# Exercise brief
In the records below, find each line containing the word "ffffff" and copy it.
#### Material to process
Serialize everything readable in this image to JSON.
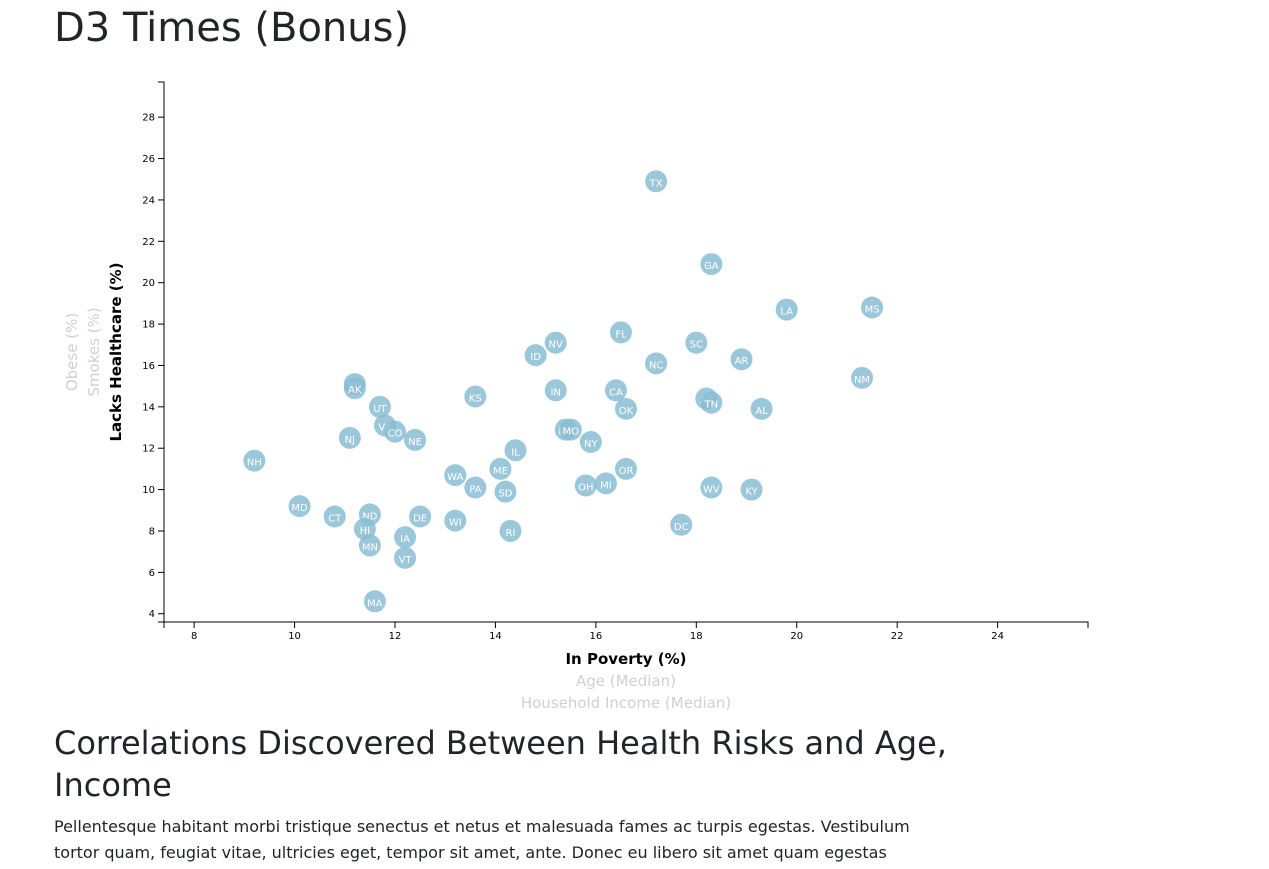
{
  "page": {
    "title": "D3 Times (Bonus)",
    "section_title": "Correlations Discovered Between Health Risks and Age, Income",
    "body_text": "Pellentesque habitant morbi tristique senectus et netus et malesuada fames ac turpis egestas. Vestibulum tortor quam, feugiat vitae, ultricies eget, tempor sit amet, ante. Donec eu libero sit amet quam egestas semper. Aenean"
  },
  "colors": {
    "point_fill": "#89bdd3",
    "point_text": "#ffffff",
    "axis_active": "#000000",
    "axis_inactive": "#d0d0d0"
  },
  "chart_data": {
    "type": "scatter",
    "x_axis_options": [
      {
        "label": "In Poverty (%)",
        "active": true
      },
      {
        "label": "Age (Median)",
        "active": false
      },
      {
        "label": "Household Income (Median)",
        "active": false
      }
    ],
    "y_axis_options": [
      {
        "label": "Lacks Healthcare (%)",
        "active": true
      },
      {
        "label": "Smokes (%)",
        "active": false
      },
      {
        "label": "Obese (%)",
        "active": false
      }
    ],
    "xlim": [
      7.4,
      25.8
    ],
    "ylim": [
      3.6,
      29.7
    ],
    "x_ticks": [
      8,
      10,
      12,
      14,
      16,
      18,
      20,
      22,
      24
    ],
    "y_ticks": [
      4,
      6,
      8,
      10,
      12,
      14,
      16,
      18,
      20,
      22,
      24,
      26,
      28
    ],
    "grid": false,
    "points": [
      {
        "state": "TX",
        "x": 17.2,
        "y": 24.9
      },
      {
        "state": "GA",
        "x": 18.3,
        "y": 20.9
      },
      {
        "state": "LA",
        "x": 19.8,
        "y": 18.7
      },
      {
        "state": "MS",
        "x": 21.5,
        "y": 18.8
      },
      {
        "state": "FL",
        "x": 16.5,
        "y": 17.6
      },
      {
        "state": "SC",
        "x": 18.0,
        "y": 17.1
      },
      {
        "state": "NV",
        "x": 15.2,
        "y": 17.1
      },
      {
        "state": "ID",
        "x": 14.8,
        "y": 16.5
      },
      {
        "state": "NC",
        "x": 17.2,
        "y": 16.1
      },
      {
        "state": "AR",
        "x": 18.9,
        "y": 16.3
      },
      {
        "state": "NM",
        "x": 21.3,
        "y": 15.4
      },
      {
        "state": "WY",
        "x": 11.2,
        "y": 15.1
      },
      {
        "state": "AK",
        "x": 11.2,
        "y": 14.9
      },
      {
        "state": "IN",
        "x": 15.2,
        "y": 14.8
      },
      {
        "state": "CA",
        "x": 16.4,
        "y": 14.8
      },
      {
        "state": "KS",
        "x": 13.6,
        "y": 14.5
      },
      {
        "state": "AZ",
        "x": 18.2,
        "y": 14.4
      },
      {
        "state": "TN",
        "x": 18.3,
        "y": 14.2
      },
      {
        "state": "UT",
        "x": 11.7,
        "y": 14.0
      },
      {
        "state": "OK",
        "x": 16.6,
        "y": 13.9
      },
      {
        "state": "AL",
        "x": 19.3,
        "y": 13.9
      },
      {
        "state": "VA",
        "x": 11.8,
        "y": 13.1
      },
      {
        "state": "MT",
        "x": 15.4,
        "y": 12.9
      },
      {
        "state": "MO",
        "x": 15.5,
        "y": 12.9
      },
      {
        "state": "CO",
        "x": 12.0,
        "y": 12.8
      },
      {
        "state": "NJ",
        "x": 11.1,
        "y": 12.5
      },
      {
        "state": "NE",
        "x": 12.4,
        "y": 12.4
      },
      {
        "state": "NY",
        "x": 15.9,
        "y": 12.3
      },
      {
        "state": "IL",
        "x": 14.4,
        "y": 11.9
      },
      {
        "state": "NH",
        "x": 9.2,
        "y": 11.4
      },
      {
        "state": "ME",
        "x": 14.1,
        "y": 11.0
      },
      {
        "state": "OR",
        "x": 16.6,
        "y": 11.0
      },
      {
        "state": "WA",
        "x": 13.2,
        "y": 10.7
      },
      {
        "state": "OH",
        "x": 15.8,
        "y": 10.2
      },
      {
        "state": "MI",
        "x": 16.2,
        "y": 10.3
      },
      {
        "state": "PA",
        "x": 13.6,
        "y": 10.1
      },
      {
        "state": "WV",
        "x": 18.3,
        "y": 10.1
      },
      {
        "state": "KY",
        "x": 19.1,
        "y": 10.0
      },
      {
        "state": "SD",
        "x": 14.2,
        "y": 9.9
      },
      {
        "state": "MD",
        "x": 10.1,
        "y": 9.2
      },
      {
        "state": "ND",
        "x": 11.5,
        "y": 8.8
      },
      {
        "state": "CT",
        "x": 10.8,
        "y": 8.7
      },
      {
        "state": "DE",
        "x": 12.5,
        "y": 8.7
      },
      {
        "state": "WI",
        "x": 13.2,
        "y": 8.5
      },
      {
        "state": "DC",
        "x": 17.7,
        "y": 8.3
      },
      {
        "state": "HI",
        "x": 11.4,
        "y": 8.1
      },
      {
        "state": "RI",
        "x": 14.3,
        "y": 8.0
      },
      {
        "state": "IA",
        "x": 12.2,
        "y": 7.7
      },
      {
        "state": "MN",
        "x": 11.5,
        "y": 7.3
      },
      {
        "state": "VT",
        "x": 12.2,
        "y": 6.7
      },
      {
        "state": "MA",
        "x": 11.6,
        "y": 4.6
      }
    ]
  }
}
########
#### Material to process
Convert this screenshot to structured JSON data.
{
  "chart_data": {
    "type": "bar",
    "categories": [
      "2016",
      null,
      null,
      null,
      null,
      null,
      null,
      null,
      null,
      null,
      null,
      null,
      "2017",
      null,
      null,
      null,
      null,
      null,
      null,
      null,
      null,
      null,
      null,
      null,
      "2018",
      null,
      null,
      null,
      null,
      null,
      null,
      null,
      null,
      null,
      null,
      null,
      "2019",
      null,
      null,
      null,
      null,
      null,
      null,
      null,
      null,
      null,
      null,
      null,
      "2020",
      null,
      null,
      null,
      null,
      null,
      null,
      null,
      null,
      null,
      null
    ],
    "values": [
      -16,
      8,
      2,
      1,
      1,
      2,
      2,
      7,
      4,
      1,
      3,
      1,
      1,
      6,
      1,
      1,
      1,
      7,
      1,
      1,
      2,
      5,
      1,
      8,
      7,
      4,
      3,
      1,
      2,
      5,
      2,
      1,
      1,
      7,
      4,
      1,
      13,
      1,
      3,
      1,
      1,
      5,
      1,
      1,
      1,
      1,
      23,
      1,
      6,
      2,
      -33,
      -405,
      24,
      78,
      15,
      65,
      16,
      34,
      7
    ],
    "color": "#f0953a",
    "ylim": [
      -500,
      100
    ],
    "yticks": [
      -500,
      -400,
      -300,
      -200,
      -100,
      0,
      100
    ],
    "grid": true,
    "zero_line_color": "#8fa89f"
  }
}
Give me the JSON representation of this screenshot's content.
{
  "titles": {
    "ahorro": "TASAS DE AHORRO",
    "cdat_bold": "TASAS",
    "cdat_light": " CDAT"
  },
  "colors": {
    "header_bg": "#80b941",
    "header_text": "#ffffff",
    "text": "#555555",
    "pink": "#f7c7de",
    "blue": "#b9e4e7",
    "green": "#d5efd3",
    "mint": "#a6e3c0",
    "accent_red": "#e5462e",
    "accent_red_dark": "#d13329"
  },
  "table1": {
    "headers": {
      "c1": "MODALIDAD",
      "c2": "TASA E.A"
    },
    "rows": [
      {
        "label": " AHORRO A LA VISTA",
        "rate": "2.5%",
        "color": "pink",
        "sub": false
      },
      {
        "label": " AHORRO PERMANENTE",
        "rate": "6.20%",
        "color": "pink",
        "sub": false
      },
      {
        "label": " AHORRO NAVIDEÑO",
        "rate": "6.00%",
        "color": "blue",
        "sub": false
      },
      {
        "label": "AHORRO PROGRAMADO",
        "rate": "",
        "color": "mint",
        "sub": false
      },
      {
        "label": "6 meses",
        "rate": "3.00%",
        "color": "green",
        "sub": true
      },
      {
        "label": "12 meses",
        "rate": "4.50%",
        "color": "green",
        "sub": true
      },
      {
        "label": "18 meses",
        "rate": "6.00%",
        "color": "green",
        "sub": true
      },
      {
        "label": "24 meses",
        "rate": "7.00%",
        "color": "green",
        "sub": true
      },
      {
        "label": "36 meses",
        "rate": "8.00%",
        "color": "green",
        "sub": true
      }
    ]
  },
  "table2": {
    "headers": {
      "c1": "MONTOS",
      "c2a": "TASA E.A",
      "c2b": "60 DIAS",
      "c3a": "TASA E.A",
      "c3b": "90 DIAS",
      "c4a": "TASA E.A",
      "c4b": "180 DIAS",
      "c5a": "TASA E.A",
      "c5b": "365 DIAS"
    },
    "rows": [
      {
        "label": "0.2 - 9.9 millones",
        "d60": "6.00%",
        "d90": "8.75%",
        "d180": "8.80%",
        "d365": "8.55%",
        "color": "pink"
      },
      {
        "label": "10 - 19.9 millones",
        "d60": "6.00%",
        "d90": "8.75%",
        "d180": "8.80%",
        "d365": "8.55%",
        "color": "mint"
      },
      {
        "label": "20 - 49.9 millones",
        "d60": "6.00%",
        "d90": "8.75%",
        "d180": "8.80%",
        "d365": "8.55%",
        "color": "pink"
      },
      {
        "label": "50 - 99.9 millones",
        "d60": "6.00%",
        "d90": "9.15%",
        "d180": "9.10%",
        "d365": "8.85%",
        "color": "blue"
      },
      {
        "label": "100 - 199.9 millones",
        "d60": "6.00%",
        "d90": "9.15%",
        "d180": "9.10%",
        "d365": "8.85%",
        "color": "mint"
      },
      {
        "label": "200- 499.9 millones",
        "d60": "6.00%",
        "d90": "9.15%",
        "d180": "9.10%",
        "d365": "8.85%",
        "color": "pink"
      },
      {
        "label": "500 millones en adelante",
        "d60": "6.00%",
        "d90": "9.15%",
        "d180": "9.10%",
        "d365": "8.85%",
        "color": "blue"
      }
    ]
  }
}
########
# Result of the exercise
    "point_text": "#ffffff",
    "header_text": "#ffffff",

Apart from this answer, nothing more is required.